* **What the exercise asks**
Every entry must be copied word for word.

* **Source material**
━━━━━━━━

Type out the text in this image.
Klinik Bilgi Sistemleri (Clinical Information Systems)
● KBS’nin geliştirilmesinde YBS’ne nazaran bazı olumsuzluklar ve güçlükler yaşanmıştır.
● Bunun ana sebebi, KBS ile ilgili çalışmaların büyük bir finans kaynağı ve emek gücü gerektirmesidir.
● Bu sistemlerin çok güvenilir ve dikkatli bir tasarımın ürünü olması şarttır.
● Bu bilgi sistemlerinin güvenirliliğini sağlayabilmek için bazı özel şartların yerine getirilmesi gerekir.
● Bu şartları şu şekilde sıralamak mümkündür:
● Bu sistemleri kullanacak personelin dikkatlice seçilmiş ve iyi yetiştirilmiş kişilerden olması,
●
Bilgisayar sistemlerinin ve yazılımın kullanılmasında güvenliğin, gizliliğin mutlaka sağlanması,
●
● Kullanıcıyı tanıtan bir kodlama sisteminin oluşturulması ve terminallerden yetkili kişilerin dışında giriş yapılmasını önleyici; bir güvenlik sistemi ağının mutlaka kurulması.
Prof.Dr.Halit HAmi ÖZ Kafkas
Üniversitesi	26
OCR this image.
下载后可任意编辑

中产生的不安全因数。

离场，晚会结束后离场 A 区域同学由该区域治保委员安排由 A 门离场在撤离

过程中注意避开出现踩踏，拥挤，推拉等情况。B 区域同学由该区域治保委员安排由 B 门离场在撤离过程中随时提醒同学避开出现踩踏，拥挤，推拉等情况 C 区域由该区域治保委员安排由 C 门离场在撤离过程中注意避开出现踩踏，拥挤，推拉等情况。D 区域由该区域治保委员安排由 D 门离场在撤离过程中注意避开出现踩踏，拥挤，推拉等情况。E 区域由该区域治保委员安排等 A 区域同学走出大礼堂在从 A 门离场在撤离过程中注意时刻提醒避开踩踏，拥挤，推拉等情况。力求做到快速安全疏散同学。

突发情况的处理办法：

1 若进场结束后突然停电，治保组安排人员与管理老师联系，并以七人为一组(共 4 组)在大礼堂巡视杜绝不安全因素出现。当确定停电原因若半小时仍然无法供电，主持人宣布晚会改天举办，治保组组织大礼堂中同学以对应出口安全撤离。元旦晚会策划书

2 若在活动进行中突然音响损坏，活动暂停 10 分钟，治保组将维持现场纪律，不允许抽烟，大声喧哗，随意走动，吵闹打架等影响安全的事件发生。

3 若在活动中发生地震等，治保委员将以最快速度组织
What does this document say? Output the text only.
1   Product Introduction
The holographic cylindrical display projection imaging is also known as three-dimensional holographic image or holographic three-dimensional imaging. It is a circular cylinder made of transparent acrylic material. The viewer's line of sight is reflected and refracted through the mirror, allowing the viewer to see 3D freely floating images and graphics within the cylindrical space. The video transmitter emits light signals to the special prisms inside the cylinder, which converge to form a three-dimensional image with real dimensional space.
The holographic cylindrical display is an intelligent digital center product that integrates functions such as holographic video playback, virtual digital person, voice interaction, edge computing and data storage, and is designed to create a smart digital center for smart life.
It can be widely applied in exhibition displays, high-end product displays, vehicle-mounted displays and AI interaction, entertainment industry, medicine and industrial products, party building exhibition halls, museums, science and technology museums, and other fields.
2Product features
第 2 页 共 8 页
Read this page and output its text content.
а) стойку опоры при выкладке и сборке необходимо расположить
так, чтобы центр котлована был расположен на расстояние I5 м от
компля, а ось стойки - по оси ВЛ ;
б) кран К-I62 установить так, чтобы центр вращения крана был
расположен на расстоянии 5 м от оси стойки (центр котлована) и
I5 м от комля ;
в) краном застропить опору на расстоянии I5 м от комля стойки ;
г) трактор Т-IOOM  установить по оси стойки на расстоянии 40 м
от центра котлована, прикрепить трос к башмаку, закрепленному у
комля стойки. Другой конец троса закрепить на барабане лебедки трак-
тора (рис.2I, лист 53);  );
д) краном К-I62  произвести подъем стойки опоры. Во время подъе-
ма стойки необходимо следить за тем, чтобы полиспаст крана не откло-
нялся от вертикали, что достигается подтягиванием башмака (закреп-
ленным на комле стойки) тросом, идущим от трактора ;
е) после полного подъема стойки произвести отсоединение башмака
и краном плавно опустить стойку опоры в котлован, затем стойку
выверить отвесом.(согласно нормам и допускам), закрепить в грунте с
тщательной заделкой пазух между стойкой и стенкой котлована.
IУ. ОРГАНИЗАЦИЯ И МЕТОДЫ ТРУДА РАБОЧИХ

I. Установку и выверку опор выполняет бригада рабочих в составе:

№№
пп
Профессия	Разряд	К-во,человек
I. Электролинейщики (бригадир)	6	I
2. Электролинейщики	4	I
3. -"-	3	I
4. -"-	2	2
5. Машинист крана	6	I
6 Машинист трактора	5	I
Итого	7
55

━━━━━━━━

* **Solved exercise**
Type out the text in this image.
Klinik Bilgi Sistemleri (Clinical Information Systems)
● KBS’nin geliştirilmesinde YBS’ne nazaran bazı olumsuzluklar ve güçlükler yaşanmıştır.
● Bunun ana sebebi, KBS ile ilgili çalışmaların büyük bir finans kaynağı ve emek gücü gerektirmesidir.
● Bu sistemlerin çok güvenilir ve dikkatli bir tasarımın ürünü olması şarttır.
● Bu bilgi sistemlerinin güvenirliliğini sağlayabilmek için bazı özel şartların yerine getirilmesi gerekir.
● Bu şartları şu şekilde sıralamak mümkündür:
● Bu sistemleri kullanacak personelin dikkatlice seçilmiş ve iyi yetiştirilmiş kişilerden olması,
●
Bilgisayar sistemlerinin ve yazılımın kullanılmasında güvenliğin, gizliliğin mutlaka sağlanması,
●
● Kullanıcıyı tanıtan bir kodlama sisteminin oluşturulması ve terminallerden yetkili kişilerin dışında giriş yapılmasını önleyici; bir güvenlik sistemi ağının mutlaka kurulması.
Prof.Dr.Halit HAmi ÖZ Kafkas
Üniversitesi	26
OCR this image.
下载后可任意编辑

中产生的不安全因数。

离场，晚会结束后离场 A 区域同学由该区域治保委员安排由 A 门离场在撤离

过程中注意避开出现踩踏，拥挤，推拉等情况。B 区域同学由该区域治保委员安排由 B 门离场在撤离过程中随时提醒同学避开出现踩踏，拥挤，推拉等情况 C 区域由该区域治保委员安排由 C 门离场在撤离过程中注意避开出现踩踏，拥挤，推拉等情况。D 区域由该区域治保委员安排由 D 门离场在撤离过程中注意避开出现踩踏，拥挤，推拉等情况。E 区域由该区域治保委员安排等 A 区域同学走出大礼堂在从 A 门离场在撤离过程中注意时刻提醒避开踩踏，拥挤，推拉等情况。力求做到快速安全疏散同学。

突发情况的处理办法：

1 若进场结束后突然停电，治保组安排人员与管理老师联系，并以七人为一组(共 4 组)在大礼堂巡视杜绝不安全因素出现。当确定停电原因若半小时仍然无法供电，主持人宣布晚会改天举办，治保组组织大礼堂中同学以对应出口安全撤离。元旦晚会策划书

2 若在活动进行中突然音响损坏，活动暂停 10 分钟，治保组将维持现场纪律，不允许抽烟，大声喧哗，随意走动，吵闹打架等影响安全的事件发生。

3 若在活动中发生地震等，治保委员将以最快速度组织
What does this document say? Output the text only.
1   Product Introduction
The holographic cylindrical display projection imaging is also known as three-dimensional holographic image or holographic three-dimensional imaging. It is a circular cylinder made of transparent acrylic material. The viewer's line of sight is reflected and refracted through the mirror, allowing the viewer to see 3D freely floating images and graphics within the cylindrical space. The video transmitter emits light signals to the special prisms inside the cylinder, which converge to form a three-dimensional image with real dimensional space.
The holographic cylindrical display is an intelligent digital center product that integrates functions such as holographic video playback, virtual digital person, voice interaction, edge computing and data storage, and is designed to create a smart digital center for smart life.
It can be widely applied in exhibition displays, high-end product displays, vehicle-mounted displays and AI interaction, entertainment industry, medicine and industrial products, party building exhibition halls, museums, science and technology museums, and other fields.
2Product features
第 2 页 共 8 页
Read this page and output its text content.
а) стойку опоры при выкладке и сборке необходимо расположить
так, чтобы центр котлована был расположен на расстояние I5 м от
компля, а ось стойки - по оси ВЛ ;
б) кран К-I62 установить так, чтобы центр вращения крана был
расположен на расстоянии 5 м от оси стойки (центр котлована) и
I5 м от комля ;
в) краном застропить опору на расстоянии I5 м от комля стойки ;
г) трактор Т-IOOM  установить по оси стойки на расстоянии 40 м
от центра котлована, прикрепить трос к башмаку, закрепленному у
комля стойки. Другой конец троса закрепить на барабане лебедки трак-
тора (рис.2I, лист 53);  );
д) краном К-I62  произвести подъем стойки опоры. Во время подъе-
ма стойки необходимо следить за тем, чтобы полиспаст крана не откло-
нялся от вертикали, что достигается подтягиванием башмака (закреп-
ленным на комле стойки) тросом, идущим от трактора ;
е) после полного подъема стойки произвести отсоединение башмака
и краном плавно опустить стойку опоры в котлован, затем стойку
выверить отвесом.(согласно нормам и допускам), закрепить в грунте с
тщательной заделкой пазух между стойкой и стенкой котлована.
IУ. ОРГАНИЗАЦИЯ И МЕТОДЫ ТРУДА РАБОЧИХ

I. Установку и выверку опор выполняет бригада рабочих в составе:

№№
пп
Профессия	Разряд	К-во,человек
I. Электролинейщики (бригадир)	6	I
2. Электролинейщики	4	I
3. -"-	3	I
4. -"-	2	2
5. Машинист крана	6	I
6 Машинист трактора	5	I
Итого	7
55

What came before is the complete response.